Data section:
** START **

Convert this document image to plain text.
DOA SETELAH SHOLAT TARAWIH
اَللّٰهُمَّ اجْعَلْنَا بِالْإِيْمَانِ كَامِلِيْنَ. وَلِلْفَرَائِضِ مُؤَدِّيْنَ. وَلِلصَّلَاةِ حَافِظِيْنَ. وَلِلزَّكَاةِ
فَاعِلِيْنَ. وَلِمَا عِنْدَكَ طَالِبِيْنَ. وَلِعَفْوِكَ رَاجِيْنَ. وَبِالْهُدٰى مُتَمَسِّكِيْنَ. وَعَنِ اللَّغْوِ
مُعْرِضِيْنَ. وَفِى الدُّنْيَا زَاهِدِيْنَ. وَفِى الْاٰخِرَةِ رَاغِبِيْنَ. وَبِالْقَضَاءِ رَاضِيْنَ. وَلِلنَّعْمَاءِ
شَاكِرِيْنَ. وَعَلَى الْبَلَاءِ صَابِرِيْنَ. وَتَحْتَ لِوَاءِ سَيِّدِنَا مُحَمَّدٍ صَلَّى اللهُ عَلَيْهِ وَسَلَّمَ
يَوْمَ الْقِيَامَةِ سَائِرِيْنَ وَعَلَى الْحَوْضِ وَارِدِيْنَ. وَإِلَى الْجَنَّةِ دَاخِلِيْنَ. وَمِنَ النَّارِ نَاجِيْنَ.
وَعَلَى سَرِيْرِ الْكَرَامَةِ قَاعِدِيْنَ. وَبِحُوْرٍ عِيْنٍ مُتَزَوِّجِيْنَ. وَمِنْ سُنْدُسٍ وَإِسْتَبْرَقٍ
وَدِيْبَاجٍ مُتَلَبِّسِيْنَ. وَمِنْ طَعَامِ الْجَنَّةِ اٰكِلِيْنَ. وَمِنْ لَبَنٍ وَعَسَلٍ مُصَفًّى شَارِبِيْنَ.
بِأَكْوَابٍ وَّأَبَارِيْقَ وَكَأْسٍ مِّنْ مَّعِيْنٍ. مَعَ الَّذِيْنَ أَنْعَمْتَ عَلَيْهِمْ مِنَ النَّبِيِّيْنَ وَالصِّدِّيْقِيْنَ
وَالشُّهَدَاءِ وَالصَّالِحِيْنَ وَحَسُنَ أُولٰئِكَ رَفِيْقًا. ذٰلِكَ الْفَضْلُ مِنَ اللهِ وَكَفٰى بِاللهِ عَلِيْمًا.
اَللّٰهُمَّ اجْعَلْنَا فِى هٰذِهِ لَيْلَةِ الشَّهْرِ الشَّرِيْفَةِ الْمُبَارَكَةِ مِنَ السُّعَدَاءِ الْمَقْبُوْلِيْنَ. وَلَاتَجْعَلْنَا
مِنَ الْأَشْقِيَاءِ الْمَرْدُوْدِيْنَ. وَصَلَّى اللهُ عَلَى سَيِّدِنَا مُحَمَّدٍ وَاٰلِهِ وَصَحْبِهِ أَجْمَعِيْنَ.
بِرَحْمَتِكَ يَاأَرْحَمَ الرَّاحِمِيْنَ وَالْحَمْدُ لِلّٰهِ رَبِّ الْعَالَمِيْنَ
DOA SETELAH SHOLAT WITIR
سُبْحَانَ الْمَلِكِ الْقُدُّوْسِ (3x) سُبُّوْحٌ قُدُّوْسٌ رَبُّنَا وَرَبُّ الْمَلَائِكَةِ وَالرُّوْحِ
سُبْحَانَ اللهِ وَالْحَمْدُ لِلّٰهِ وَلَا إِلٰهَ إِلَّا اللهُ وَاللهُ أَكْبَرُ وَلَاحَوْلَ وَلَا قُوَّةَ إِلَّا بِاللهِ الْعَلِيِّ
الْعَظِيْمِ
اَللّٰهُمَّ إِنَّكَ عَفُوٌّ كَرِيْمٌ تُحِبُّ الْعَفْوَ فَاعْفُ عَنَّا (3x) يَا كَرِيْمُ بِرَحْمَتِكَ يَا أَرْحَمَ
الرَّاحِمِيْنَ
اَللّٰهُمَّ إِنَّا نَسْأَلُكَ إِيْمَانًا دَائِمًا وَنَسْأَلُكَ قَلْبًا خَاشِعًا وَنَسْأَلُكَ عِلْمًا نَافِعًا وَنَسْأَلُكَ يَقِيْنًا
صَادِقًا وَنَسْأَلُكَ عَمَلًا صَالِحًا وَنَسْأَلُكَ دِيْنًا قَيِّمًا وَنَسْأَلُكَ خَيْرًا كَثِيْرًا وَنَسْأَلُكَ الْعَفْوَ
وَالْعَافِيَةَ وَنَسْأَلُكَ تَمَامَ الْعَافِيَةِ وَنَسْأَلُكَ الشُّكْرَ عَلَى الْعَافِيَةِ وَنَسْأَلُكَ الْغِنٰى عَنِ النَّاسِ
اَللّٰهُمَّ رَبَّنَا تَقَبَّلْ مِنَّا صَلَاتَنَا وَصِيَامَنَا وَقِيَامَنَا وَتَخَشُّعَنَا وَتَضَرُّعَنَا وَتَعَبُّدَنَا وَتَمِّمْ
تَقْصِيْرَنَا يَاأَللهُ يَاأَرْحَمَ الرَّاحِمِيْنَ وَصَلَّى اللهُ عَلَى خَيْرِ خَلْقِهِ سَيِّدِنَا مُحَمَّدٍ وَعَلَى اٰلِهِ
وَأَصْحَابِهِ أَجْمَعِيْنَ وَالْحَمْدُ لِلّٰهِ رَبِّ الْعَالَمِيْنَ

** END **

What you need to do: Show all lines from the listing above in which "SHOLAT" appears.

In response:
DOA SETELAH SHOLAT TARAWIH
DOA SETELAH SHOLAT WITIR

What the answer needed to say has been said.